> [Written task] Find and copy lines holding "antagonista".

[Start of Provided records]

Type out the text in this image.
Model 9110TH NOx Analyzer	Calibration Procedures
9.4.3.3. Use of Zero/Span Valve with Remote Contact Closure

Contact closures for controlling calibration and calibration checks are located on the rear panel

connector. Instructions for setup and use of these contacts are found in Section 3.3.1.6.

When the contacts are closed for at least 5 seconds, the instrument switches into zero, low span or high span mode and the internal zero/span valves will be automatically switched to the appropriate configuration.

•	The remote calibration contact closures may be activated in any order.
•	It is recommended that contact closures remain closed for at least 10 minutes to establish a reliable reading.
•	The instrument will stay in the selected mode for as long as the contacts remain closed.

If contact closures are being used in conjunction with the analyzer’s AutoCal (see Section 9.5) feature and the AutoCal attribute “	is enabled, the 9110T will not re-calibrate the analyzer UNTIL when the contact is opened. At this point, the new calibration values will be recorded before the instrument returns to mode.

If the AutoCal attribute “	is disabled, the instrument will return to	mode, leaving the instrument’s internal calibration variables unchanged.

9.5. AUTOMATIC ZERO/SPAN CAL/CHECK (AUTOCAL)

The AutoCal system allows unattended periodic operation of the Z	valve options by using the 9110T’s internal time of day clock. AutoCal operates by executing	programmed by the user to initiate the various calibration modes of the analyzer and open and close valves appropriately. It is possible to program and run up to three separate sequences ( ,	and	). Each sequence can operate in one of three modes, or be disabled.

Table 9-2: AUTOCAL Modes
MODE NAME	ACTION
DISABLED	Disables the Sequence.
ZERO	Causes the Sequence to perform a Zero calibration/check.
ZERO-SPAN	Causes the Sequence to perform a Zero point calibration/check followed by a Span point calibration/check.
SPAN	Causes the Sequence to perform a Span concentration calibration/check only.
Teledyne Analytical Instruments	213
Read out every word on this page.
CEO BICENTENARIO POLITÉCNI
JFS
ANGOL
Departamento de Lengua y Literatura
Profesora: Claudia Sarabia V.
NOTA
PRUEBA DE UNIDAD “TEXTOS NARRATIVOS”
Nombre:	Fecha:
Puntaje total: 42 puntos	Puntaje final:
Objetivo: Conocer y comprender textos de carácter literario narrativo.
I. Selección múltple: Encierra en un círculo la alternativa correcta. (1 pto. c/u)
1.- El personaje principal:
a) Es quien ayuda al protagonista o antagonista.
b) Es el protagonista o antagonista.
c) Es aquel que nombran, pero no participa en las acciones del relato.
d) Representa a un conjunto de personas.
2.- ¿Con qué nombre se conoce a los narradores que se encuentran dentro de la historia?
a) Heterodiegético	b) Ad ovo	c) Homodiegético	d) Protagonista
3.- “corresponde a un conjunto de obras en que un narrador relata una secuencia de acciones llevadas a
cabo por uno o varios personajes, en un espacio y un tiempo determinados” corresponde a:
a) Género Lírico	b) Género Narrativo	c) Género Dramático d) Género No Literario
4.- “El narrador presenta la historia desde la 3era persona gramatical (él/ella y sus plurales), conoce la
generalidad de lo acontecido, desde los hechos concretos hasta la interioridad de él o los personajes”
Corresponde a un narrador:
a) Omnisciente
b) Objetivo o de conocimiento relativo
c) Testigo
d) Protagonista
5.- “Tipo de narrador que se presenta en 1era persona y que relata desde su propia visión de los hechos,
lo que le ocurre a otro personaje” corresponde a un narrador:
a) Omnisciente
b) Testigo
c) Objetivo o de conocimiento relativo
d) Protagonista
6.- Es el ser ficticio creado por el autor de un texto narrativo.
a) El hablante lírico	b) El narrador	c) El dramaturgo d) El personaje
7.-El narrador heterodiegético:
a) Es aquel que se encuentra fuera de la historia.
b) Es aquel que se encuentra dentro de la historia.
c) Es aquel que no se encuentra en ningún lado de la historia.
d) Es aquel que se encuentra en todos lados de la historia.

[End of Provided records]

> [Complete answer]
a) Es quien ayuda al protagonista o antagonista.
b) Es el protagonista o antagonista.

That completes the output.